Goal of the exercise: Copy out every line that contains the word "icon".

(Excerpt from a dataset)

>>

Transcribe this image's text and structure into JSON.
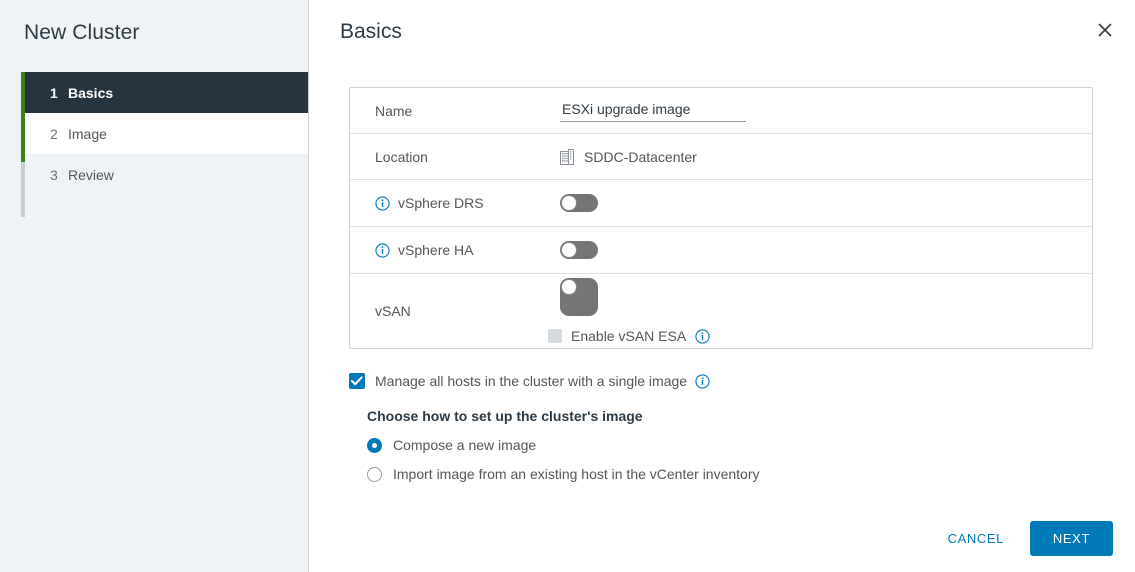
{
  "sidebar": {
    "title": "New Cluster",
    "steps": [
      {
        "num": "1",
        "label": "Basics"
      },
      {
        "num": "2",
        "label": "Image"
      },
      {
        "num": "3",
        "label": "Review"
      }
    ]
  },
  "header": {
    "title": "Basics",
    "close_icon": "close-icon"
  },
  "form": {
    "name": {
      "label": "Name",
      "value": "ESXi upgrade image",
      "placeholder": ""
    },
    "location": {
      "label": "Location",
      "value": "SDDC-Datacenter",
      "icon": "datacenter-building-icon"
    },
    "drs": {
      "label": "vSphere DRS",
      "info_icon": "info-icon",
      "toggle_state": "off"
    },
    "ha": {
      "label": "vSphere HA",
      "info_icon": "info-icon",
      "toggle_state": "off"
    },
    "vsan": {
      "label": "vSAN",
      "toggle_state": "off",
      "esa_label": "Enable vSAN ESA",
      "esa_checked": "false",
      "esa_info_icon": "info-icon"
    }
  },
  "image_section": {
    "manage_label": "Manage all hosts in the cluster with a single image",
    "manage_checked": "true",
    "manage_info_icon": "info-icon",
    "choose_label": "Choose how to set up the cluster's image",
    "options": [
      {
        "label": "Compose a new image",
        "selected": "true"
      },
      {
        "label": "Import image from an existing host in the vCenter inventory",
        "selected": "false"
      }
    ]
  },
  "footer": {
    "cancel_label": "CANCEL",
    "next_label": "NEXT"
  },
  "colors": {
    "accent": "#0079b8",
    "active_step_bg": "#26343f",
    "progress_green": "#3c841a",
    "sidebar_bg": "#eff3f5",
    "toggle_off": "#757575"
  }
}
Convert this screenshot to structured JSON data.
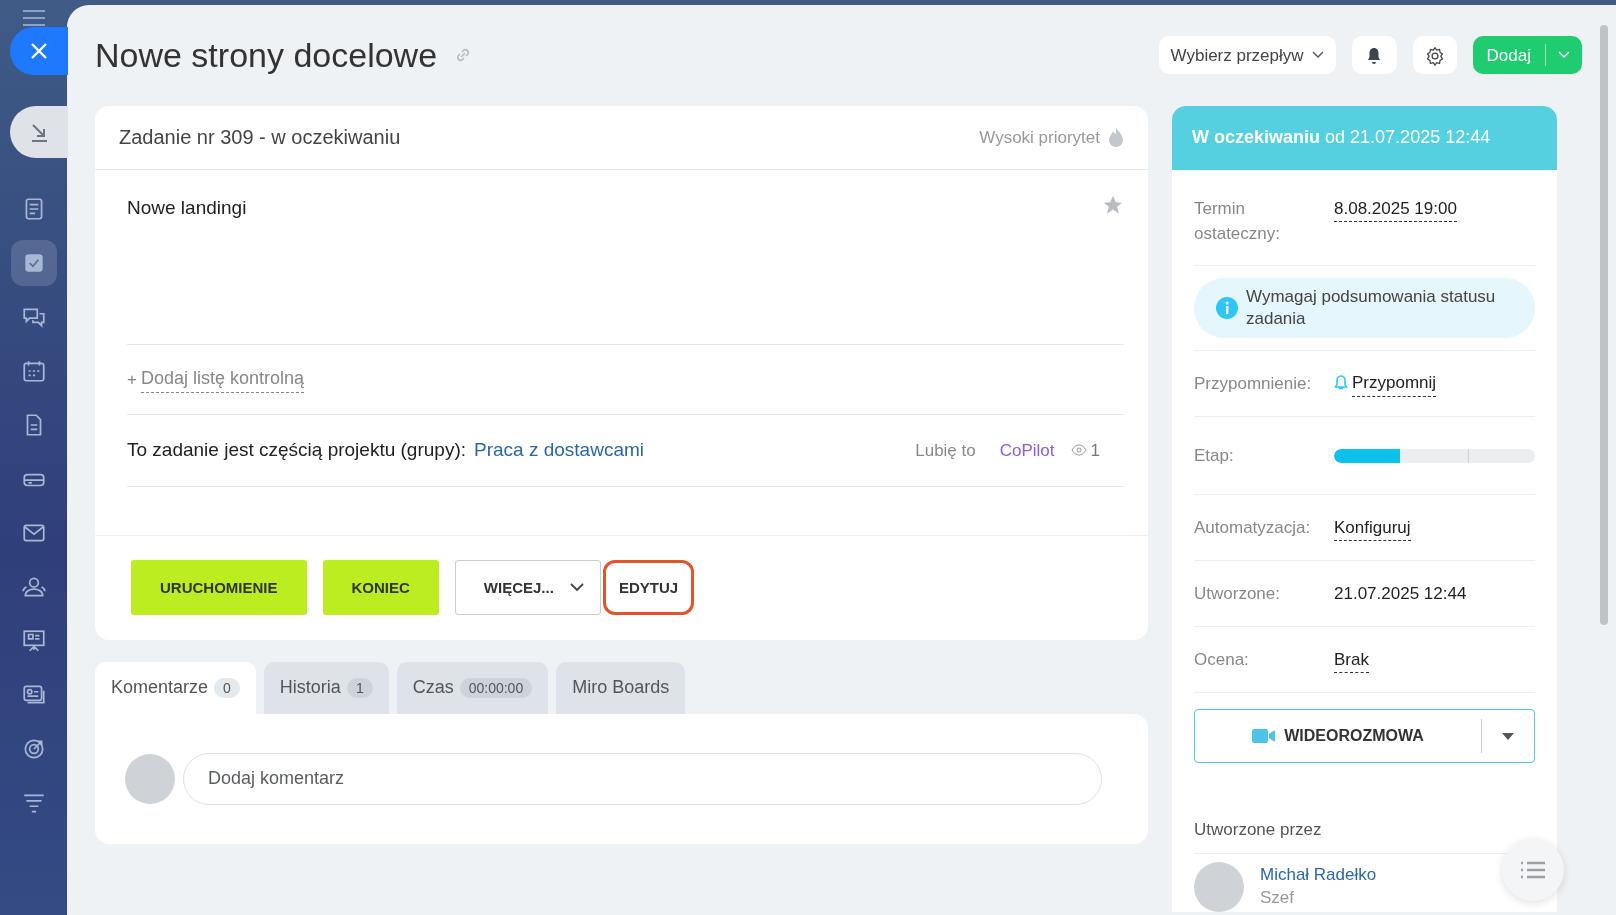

<<

Solution:
    "close_icon": "close-icon"
      "icon": "datacenter-building-icon"
      "info_icon": "info-icon",
      "info_icon": "info-icon",
      "esa_info_icon": "info-icon"
    "manage_info_icon": "info-icon",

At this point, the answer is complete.